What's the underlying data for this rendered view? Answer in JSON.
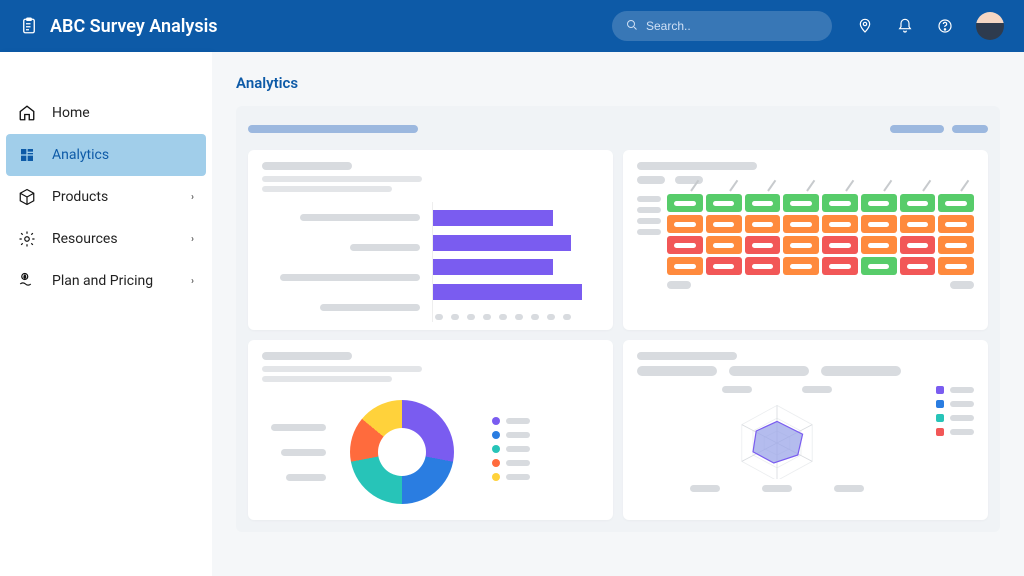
{
  "app_title": "ABC Survey Analysis",
  "search": {
    "placeholder": "Search.."
  },
  "sidebar": {
    "items": [
      {
        "label": "Home",
        "icon": "home-icon",
        "expandable": false,
        "active": false
      },
      {
        "label": "Analytics",
        "icon": "grid-icon",
        "expandable": false,
        "active": true
      },
      {
        "label": "Products",
        "icon": "box-icon",
        "expandable": true,
        "active": false
      },
      {
        "label": "Resources",
        "icon": "gear-icon",
        "expandable": true,
        "active": false
      },
      {
        "label": "Plan and Pricing",
        "icon": "pricing-icon",
        "expandable": true,
        "active": false
      }
    ]
  },
  "page": {
    "title": "Analytics"
  },
  "colors": {
    "brand": "#0d5aa7",
    "purple": "#7a5cf0",
    "blue": "#2a7de1",
    "teal": "#27c4b8",
    "orange": "#ff6b3d",
    "yellow": "#ffd23b",
    "green": "#57cc6a",
    "red": "#f25757",
    "orange2": "#ff8a3d"
  },
  "chart_data": [
    {
      "id": "cardA",
      "type": "bar",
      "orientation": "horizontal",
      "series": [
        {
          "name": "",
          "values": [
            72,
            83,
            72,
            90
          ]
        }
      ],
      "categories": [
        "",
        "",
        "",
        ""
      ],
      "xlabel": "",
      "ylabel": "",
      "xlim": [
        0,
        100
      ]
    },
    {
      "id": "cardB",
      "type": "heatmap",
      "rows": 4,
      "cols": 8,
      "categories_x": [
        "",
        "",
        "",
        "",
        "",
        "",
        "",
        ""
      ],
      "categories_y": [
        "",
        "",
        "",
        ""
      ],
      "palette": {
        "g": "#57cc6a",
        "o": "#ff8a3d",
        "r": "#f25757"
      },
      "cells": [
        [
          "g",
          "g",
          "g",
          "g",
          "g",
          "g",
          "g",
          "g"
        ],
        [
          "o",
          "o",
          "o",
          "o",
          "o",
          "o",
          "o",
          "o"
        ],
        [
          "r",
          "o",
          "r",
          "o",
          "r",
          "o",
          "r",
          "o"
        ],
        [
          "o",
          "r",
          "r",
          "o",
          "r",
          "g",
          "r",
          "o"
        ]
      ]
    },
    {
      "id": "cardC",
      "type": "pie",
      "variant": "donut",
      "series": [
        {
          "name": "",
          "value": 28,
          "color": "#7a5cf0"
        },
        {
          "name": "",
          "value": 22,
          "color": "#2a7de1"
        },
        {
          "name": "",
          "value": 22,
          "color": "#27c4b8"
        },
        {
          "name": "",
          "value": 14,
          "color": "#ff6b3d"
        },
        {
          "name": "",
          "value": 14,
          "color": "#ffd23b"
        }
      ]
    },
    {
      "id": "cardD",
      "type": "radar",
      "axes": [
        "",
        "",
        "",
        "",
        "",
        ""
      ],
      "series": [
        {
          "name": "",
          "color": "#7a5cf0",
          "values": [
            0.7,
            0.55,
            0.6,
            0.45,
            0.8,
            0.5
          ]
        }
      ],
      "legend_colors": [
        "#7a5cf0",
        "#2a7de1",
        "#27c4b8",
        "#f25757"
      ]
    }
  ]
}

## INSTRUCTIONS FOR THE TASK
Reproduce the full listing above verbatim, with no pictures included.

## TASK OUTPUT
What's the underlying data for this rendered view? Answer in JSON.
{
  "app_title": "ABC Survey Analysis",
  "search": {
    "placeholder": "Search.."
  },
  "sidebar": {
    "items": [
      {
        "label": "Home",
        "icon": "home-icon",
        "expandable": false,
        "active": false
      },
      {
        "label": "Analytics",
        "icon": "grid-icon",
        "expandable": false,
        "active": true
      },
      {
        "label": "Products",
        "icon": "box-icon",
        "expandable": true,
        "active": false
      },
      {
        "label": "Resources",
        "icon": "gear-icon",
        "expandable": true,
        "active": false
      },
      {
        "label": "Plan and Pricing",
        "icon": "pricing-icon",
        "expandable": true,
        "active": false
      }
    ]
  },
  "page": {
    "title": "Analytics"
  },
  "colors": {
    "brand": "#0d5aa7",
    "purple": "#7a5cf0",
    "blue": "#2a7de1",
    "teal": "#27c4b8",
    "orange": "#ff6b3d",
    "yellow": "#ffd23b",
    "green": "#57cc6a",
    "red": "#f25757",
    "orange2": "#ff8a3d"
  },
  "chart_data": [
    {
      "id": "cardA",
      "type": "bar",
      "orientation": "horizontal",
      "series": [
        {
          "name": "",
          "values": [
            72,
            83,
            72,
            90
          ]
        }
      ],
      "categories": [
        "",
        "",
        "",
        ""
      ],
      "xlabel": "",
      "ylabel": "",
      "xlim": [
        0,
        100
      ]
    },
    {
      "id": "cardB",
      "type": "heatmap",
      "rows": 4,
      "cols": 8,
      "categories_x": [
        "",
        "",
        "",
        "",
        "",
        "",
        "",
        ""
      ],
      "categories_y": [
        "",
        "",
        "",
        ""
      ],
      "palette": {
        "g": "#57cc6a",
        "o": "#ff8a3d",
        "r": "#f25757"
      },
      "cells": [
        [
          "g",
          "g",
          "g",
          "g",
          "g",
          "g",
          "g",
          "g"
        ],
        [
          "o",
          "o",
          "o",
          "o",
          "o",
          "o",
          "o",
          "o"
        ],
        [
          "r",
          "o",
          "r",
          "o",
          "r",
          "o",
          "r",
          "o"
        ],
        [
          "o",
          "r",
          "r",
          "o",
          "r",
          "g",
          "r",
          "o"
        ]
      ]
    },
    {
      "id": "cardC",
      "type": "pie",
      "variant": "donut",
      "series": [
        {
          "name": "",
          "value": 28,
          "color": "#7a5cf0"
        },
        {
          "name": "",
          "value": 22,
          "color": "#2a7de1"
        },
        {
          "name": "",
          "value": 22,
          "color": "#27c4b8"
        },
        {
          "name": "",
          "value": 14,
          "color": "#ff6b3d"
        },
        {
          "name": "",
          "value": 14,
          "color": "#ffd23b"
        }
      ]
    },
    {
      "id": "cardD",
      "type": "radar",
      "axes": [
        "",
        "",
        "",
        "",
        "",
        ""
      ],
      "series": [
        {
          "name": "",
          "color": "#7a5cf0",
          "values": [
            0.7,
            0.55,
            0.6,
            0.45,
            0.8,
            0.5
          ]
        }
      ],
      "legend_colors": [
        "#7a5cf0",
        "#2a7de1",
        "#27c4b8",
        "#f25757"
      ]
    }
  ]
}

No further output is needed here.